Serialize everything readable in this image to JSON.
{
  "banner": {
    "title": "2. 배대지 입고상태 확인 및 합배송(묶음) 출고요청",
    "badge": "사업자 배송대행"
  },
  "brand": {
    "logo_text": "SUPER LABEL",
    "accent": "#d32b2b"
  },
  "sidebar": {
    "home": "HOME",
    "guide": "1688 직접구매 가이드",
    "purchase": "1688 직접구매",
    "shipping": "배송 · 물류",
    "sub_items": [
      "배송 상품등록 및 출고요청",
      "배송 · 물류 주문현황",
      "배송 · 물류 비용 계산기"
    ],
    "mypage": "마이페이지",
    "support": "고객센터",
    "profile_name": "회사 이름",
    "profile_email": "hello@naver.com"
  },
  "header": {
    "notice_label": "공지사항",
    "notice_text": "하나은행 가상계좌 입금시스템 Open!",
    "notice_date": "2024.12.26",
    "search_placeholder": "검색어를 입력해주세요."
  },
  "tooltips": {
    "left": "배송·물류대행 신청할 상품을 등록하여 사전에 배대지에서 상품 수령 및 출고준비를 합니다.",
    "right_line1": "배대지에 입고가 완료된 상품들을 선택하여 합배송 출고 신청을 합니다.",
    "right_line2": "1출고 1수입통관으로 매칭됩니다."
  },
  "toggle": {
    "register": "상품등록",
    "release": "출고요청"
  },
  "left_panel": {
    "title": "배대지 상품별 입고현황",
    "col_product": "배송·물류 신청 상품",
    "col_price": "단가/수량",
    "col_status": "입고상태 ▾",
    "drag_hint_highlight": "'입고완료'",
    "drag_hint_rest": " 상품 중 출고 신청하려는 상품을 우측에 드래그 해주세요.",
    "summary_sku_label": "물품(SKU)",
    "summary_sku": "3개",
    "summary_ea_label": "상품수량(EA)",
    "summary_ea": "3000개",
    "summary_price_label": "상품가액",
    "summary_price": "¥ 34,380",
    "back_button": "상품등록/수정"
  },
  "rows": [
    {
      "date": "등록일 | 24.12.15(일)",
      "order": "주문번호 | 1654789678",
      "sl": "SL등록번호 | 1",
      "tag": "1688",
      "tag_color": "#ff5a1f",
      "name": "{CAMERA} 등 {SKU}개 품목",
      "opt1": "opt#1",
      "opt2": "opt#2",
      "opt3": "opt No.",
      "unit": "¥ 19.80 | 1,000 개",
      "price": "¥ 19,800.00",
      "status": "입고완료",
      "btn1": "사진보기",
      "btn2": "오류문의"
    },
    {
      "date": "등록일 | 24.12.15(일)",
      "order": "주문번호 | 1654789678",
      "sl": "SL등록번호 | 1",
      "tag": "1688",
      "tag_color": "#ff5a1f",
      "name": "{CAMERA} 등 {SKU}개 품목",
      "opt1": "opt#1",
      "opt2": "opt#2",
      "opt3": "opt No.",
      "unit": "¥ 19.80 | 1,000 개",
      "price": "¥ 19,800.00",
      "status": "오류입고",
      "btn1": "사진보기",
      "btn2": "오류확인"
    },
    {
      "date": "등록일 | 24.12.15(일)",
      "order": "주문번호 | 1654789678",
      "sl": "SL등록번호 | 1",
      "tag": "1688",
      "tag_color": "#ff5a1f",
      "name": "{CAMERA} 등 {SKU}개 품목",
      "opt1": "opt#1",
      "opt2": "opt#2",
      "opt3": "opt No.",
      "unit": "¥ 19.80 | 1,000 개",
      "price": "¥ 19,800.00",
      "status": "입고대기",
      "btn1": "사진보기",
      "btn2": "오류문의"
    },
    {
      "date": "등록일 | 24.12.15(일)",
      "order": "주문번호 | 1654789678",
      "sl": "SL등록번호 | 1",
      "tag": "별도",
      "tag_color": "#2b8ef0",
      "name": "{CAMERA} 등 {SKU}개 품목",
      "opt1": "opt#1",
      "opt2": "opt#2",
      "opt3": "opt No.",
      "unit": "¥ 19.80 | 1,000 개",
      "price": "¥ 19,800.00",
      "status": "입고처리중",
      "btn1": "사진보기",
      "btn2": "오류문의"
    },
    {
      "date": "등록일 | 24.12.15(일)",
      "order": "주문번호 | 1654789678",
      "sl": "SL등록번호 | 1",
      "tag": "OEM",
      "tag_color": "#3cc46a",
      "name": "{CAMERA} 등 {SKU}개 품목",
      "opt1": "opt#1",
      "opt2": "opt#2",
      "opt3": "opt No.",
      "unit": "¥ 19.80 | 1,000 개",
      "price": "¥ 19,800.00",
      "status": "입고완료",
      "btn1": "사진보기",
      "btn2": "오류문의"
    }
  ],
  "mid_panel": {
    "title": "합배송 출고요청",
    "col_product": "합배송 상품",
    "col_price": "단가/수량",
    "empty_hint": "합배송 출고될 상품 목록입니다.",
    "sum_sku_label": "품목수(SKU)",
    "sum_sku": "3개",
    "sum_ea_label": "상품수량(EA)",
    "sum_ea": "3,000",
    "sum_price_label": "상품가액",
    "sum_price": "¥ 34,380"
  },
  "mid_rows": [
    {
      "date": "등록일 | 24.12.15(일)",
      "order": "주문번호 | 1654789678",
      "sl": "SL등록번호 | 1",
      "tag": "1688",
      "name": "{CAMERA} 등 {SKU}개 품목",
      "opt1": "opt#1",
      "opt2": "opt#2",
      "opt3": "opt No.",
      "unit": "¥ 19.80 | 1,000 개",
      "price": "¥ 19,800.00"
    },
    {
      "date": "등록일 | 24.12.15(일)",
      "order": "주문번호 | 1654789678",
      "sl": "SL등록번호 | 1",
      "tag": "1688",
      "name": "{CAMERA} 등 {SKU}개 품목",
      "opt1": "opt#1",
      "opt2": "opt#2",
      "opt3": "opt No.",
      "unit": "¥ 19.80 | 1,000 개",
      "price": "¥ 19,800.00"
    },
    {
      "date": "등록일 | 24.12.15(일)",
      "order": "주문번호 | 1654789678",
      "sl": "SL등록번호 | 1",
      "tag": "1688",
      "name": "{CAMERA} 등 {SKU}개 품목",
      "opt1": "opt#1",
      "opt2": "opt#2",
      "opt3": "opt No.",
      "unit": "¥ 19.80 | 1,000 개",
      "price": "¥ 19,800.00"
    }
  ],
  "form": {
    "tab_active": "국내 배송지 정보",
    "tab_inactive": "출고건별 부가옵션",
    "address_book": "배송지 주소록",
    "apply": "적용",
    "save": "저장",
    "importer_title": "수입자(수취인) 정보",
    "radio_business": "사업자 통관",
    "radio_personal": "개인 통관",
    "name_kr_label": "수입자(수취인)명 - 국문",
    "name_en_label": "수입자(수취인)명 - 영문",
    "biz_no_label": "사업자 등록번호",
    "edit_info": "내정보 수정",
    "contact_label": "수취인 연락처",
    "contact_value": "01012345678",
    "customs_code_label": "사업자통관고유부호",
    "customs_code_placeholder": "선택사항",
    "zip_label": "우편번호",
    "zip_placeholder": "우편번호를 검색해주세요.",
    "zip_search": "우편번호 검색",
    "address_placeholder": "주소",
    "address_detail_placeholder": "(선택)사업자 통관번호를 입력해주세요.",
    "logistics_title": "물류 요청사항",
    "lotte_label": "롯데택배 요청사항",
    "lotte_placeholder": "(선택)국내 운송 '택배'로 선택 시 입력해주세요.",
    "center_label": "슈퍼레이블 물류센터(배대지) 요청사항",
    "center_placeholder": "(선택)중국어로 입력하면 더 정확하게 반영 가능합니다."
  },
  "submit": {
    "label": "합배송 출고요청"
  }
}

• • • • •

→ WORK TO BE COMPLETED
From the records above, extract each line exactly as shown.

→ TASK RESPONSE
Serialize everything readable in this image to JSON.
{
  "banner": {
    "title": "2. 배대지 입고상태 확인 및 합배송(묶음) 출고요청",
    "badge": "사업자 배송대행"
  },
  "brand": {
    "logo_text": "SUPER LABEL",
    "accent": "#d32b2b"
  },
  "sidebar": {
    "home": "HOME",
    "guide": "1688 직접구매 가이드",
    "purchase": "1688 직접구매",
    "shipping": "배송 · 물류",
    "sub_items": [
      "배송 상품등록 및 출고요청",
      "배송 · 물류 주문현황",
      "배송 · 물류 비용 계산기"
    ],
    "mypage": "마이페이지",
    "support": "고객센터",
    "profile_name": "회사 이름",
    "profile_email": "hello@naver.com"
  },
  "header": {
    "notice_label": "공지사항",
    "notice_text": "하나은행 가상계좌 입금시스템 Open!",
    "notice_date": "2024.12.26",
    "search_placeholder": "검색어를 입력해주세요."
  },
  "tooltips": {
    "left": "배송·물류대행 신청할 상품을 등록하여 사전에 배대지에서 상품 수령 및 출고준비를 합니다.",
    "right_line1": "배대지에 입고가 완료된 상품들을 선택하여 합배송 출고 신청을 합니다.",
    "right_line2": "1출고 1수입통관으로 매칭됩니다."
  },
  "toggle": {
    "register": "상품등록",
    "release": "출고요청"
  },
  "left_panel": {
    "title": "배대지 상품별 입고현황",
    "col_product": "배송·물류 신청 상품",
    "col_price": "단가/수량",
    "col_status": "입고상태 ▾",
    "drag_hint_highlight": "'입고완료'",
    "drag_hint_rest": " 상품 중 출고 신청하려는 상품을 우측에 드래그 해주세요.",
    "summary_sku_label": "물품(SKU)",
    "summary_sku": "3개",
    "summary_ea_label": "상품수량(EA)",
    "summary_ea": "3000개",
    "summary_price_label": "상품가액",
    "summary_price": "¥ 34,380",
    "back_button": "상품등록/수정"
  },
  "rows": [
    {
      "date": "등록일 | 24.12.15(일)",
      "order": "주문번호 | 1654789678",
      "sl": "SL등록번호 | 1",
      "tag": "1688",
      "tag_color": "#ff5a1f",
      "name": "{CAMERA} 등 {SKU}개 품목",
      "opt1": "opt#1",
      "opt2": "opt#2",
      "opt3": "opt No.",
      "unit": "¥ 19.80 | 1,000 개",
      "price": "¥ 19,800.00",
      "status": "입고완료",
      "btn1": "사진보기",
      "btn2": "오류문의"
    },
    {
      "date": "등록일 | 24.12.15(일)",
      "order": "주문번호 | 1654789678",
      "sl": "SL등록번호 | 1",
      "tag": "1688",
      "tag_color": "#ff5a1f",
      "name": "{CAMERA} 등 {SKU}개 품목",
      "opt1": "opt#1",
      "opt2": "opt#2",
      "opt3": "opt No.",
      "unit": "¥ 19.80 | 1,000 개",
      "price": "¥ 19,800.00",
      "status": "오류입고",
      "btn1": "사진보기",
      "btn2": "오류확인"
    },
    {
      "date": "등록일 | 24.12.15(일)",
      "order": "주문번호 | 1654789678",
      "sl": "SL등록번호 | 1",
      "tag": "1688",
      "tag_color": "#ff5a1f",
      "name": "{CAMERA} 등 {SKU}개 품목",
      "opt1": "opt#1",
      "opt2": "opt#2",
      "opt3": "opt No.",
      "unit": "¥ 19.80 | 1,000 개",
      "price": "¥ 19,800.00",
      "status": "입고대기",
      "btn1": "사진보기",
      "btn2": "오류문의"
    },
    {
      "date": "등록일 | 24.12.15(일)",
      "order": "주문번호 | 1654789678",
      "sl": "SL등록번호 | 1",
      "tag": "별도",
      "tag_color": "#2b8ef0",
      "name": "{CAMERA} 등 {SKU}개 품목",
      "opt1": "opt#1",
      "opt2": "opt#2",
      "opt3": "opt No.",
      "unit": "¥ 19.80 | 1,000 개",
      "price": "¥ 19,800.00",
      "status": "입고처리중",
      "btn1": "사진보기",
      "btn2": "오류문의"
    },
    {
      "date": "등록일 | 24.12.15(일)",
      "order": "주문번호 | 1654789678",
      "sl": "SL등록번호 | 1",
      "tag": "OEM",
      "tag_color": "#3cc46a",
      "name": "{CAMERA} 등 {SKU}개 품목",
      "opt1": "opt#1",
      "opt2": "opt#2",
      "opt3": "opt No.",
      "unit": "¥ 19.80 | 1,000 개",
      "price": "¥ 19,800.00",
      "status": "입고완료",
      "btn1": "사진보기",
      "btn2": "오류문의"
    }
  ],
  "mid_panel": {
    "title": "합배송 출고요청",
    "col_product": "합배송 상품",
    "col_price": "단가/수량",
    "empty_hint": "합배송 출고될 상품 목록입니다.",
    "sum_sku_label": "품목수(SKU)",
    "sum_sku": "3개",
    "sum_ea_label": "상품수량(EA)",
    "sum_ea": "3,000",
    "sum_price_label": "상품가액",
    "sum_price": "¥ 34,380"
  },
  "mid_rows": [
    {
      "date": "등록일 | 24.12.15(일)",
      "order": "주문번호 | 1654789678",
      "sl": "SL등록번호 | 1",
      "tag": "1688",
      "name": "{CAMERA} 등 {SKU}개 품목",
      "opt1": "opt#1",
      "opt2": "opt#2",
      "opt3": "opt No.",
      "unit": "¥ 19.80 | 1,000 개",
      "price": "¥ 19,800.00"
    },
    {
      "date": "등록일 | 24.12.15(일)",
      "order": "주문번호 | 1654789678",
      "sl": "SL등록번호 | 1",
      "tag": "1688",
      "name": "{CAMERA} 등 {SKU}개 품목",
      "opt1": "opt#1",
      "opt2": "opt#2",
      "opt3": "opt No.",
      "unit": "¥ 19.80 | 1,000 개",
      "price": "¥ 19,800.00"
    },
    {
      "date": "등록일 | 24.12.15(일)",
      "order": "주문번호 | 1654789678",
      "sl": "SL등록번호 | 1",
      "tag": "1688",
      "name": "{CAMERA} 등 {SKU}개 품목",
      "opt1": "opt#1",
      "opt2": "opt#2",
      "opt3": "opt No.",
      "unit": "¥ 19.80 | 1,000 개",
      "price": "¥ 19,800.00"
    }
  ],
  "form": {
    "tab_active": "국내 배송지 정보",
    "tab_inactive": "출고건별 부가옵션",
    "address_book": "배송지 주소록",
    "apply": "적용",
    "save": "저장",
    "importer_title": "수입자(수취인) 정보",
    "radio_business": "사업자 통관",
    "radio_personal": "개인 통관",
    "name_kr_label": "수입자(수취인)명 - 국문",
    "name_en_label": "수입자(수취인)명 - 영문",
    "biz_no_label": "사업자 등록번호",
    "edit_info": "내정보 수정",
    "contact_label": "수취인 연락처",
    "contact_value": "01012345678",
    "customs_code_label": "사업자통관고유부호",
    "customs_code_placeholder": "선택사항",
    "zip_label": "우편번호",
    "zip_placeholder": "우편번호를 검색해주세요.",
    "zip_search": "우편번호 검색",
    "address_placeholder": "주소",
    "address_detail_placeholder": "(선택)사업자 통관번호를 입력해주세요.",
    "logistics_title": "물류 요청사항",
    "lotte_label": "롯데택배 요청사항",
    "lotte_placeholder": "(선택)국내 운송 '택배'로 선택 시 입력해주세요.",
    "center_label": "슈퍼레이블 물류센터(배대지) 요청사항",
    "center_placeholder": "(선택)중국어로 입력하면 더 정확하게 반영 가능합니다."
  },
  "submit": {
    "label": "합배송 출고요청"
  }
}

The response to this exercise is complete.